(CHALLENGE) Scan the material and copy every line in which "image" appears.

Dataset entries

########

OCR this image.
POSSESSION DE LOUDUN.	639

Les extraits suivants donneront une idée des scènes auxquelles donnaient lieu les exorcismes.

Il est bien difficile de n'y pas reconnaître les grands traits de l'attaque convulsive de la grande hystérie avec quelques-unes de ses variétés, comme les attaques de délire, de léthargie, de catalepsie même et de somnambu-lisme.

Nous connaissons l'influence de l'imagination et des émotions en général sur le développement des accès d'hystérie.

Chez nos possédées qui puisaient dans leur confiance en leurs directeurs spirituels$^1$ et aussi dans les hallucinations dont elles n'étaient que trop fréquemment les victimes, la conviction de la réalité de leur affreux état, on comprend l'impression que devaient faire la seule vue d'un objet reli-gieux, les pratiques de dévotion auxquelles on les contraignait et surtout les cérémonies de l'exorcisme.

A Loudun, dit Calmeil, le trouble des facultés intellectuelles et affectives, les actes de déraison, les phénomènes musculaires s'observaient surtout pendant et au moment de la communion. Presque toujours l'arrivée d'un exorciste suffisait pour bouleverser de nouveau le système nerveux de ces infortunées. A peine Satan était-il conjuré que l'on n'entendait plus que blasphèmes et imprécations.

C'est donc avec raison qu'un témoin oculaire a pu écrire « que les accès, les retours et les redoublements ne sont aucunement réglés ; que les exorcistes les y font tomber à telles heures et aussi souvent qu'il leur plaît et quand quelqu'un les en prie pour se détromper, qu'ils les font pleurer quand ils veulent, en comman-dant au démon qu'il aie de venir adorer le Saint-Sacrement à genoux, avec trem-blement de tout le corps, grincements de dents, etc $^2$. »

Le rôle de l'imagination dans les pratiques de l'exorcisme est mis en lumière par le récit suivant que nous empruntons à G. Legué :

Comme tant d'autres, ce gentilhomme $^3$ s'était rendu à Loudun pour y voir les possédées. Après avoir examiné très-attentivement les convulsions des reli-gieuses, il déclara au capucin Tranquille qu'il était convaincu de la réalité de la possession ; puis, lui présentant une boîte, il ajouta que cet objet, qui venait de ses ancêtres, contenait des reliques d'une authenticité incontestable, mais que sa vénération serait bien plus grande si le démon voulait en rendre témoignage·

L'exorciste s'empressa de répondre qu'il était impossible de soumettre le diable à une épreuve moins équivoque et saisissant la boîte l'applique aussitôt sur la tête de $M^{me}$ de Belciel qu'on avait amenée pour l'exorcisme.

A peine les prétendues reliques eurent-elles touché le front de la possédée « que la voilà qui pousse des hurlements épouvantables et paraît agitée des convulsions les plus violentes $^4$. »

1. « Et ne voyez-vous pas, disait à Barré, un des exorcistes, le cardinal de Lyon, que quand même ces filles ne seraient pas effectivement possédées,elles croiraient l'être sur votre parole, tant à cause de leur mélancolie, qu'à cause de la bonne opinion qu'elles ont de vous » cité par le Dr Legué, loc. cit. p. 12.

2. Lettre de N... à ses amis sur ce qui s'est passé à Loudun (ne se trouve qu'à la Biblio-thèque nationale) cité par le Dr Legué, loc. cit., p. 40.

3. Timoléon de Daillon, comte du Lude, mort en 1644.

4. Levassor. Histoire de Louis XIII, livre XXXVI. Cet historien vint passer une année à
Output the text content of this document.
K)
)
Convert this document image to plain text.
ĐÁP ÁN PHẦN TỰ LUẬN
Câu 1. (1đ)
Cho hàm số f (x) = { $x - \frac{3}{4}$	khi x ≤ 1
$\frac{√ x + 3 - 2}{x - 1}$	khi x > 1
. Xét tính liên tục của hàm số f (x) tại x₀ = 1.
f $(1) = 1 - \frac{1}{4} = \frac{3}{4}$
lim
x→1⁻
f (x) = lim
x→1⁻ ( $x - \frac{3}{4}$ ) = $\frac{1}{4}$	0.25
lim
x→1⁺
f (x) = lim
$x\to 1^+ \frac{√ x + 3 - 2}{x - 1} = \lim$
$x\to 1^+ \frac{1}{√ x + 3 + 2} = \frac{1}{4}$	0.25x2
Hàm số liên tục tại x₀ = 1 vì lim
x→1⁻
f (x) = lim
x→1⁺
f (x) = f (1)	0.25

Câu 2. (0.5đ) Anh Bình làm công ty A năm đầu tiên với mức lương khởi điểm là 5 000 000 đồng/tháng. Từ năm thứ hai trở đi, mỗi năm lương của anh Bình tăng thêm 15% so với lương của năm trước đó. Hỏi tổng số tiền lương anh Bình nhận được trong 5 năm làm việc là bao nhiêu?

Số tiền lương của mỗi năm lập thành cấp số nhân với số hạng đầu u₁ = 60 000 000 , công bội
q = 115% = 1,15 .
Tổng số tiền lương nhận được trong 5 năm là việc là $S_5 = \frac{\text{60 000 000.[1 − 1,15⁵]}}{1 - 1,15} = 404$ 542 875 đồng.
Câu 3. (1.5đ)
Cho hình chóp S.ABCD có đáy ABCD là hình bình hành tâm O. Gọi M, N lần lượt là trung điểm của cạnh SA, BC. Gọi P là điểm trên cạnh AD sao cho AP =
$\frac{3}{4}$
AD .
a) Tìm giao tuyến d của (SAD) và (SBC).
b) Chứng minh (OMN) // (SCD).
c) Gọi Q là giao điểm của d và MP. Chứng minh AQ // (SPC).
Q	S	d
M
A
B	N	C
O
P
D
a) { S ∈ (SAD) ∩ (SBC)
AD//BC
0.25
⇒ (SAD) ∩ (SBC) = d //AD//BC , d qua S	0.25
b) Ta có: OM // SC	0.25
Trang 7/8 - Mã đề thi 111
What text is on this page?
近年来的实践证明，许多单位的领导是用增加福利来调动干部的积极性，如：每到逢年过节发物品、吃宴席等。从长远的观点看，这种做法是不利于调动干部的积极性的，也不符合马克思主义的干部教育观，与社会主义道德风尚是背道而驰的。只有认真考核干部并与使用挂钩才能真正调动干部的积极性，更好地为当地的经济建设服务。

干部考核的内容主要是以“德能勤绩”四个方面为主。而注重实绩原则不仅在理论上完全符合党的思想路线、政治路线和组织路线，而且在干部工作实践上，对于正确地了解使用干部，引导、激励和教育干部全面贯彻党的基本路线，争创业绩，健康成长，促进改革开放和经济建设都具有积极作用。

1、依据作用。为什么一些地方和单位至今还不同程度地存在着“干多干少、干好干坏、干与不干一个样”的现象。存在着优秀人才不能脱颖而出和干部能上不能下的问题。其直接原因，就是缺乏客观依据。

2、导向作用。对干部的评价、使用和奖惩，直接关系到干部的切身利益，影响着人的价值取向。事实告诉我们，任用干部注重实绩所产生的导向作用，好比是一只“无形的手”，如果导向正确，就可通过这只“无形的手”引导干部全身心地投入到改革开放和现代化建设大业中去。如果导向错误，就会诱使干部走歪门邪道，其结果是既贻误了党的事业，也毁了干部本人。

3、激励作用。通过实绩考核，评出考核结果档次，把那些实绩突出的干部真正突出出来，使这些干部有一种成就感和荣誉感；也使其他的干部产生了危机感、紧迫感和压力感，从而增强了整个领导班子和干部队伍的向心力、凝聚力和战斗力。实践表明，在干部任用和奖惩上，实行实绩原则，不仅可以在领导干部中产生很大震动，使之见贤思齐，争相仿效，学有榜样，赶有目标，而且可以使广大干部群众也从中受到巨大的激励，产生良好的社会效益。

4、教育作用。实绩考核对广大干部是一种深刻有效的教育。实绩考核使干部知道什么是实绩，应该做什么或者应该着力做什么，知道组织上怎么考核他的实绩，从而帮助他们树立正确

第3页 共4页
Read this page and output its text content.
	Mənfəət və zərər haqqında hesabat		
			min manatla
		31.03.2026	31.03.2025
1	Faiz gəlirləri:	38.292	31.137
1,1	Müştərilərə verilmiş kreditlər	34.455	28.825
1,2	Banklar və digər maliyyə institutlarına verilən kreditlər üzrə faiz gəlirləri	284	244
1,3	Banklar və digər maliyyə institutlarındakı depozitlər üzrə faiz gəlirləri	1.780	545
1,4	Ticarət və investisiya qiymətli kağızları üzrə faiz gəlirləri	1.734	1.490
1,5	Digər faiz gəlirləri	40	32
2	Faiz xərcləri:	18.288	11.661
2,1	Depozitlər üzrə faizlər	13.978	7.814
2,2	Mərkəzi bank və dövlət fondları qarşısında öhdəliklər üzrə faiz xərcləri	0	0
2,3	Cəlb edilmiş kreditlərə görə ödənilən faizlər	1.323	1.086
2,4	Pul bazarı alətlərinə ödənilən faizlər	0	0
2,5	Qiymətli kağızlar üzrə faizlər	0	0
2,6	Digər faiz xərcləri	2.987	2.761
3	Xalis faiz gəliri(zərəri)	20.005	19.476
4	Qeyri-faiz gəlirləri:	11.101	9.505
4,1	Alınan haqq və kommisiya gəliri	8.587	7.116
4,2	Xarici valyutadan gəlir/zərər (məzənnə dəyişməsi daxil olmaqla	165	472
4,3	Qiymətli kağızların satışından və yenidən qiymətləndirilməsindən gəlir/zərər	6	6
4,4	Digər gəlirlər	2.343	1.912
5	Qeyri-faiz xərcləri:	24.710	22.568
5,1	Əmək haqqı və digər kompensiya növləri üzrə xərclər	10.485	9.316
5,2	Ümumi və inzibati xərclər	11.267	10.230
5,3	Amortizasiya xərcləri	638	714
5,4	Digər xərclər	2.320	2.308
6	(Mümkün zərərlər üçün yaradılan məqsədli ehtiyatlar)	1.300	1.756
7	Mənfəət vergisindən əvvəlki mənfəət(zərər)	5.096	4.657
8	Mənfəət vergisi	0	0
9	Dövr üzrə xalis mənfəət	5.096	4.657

########

(THE RESPONSE)
OCR this image.
Convert this document image to plain text.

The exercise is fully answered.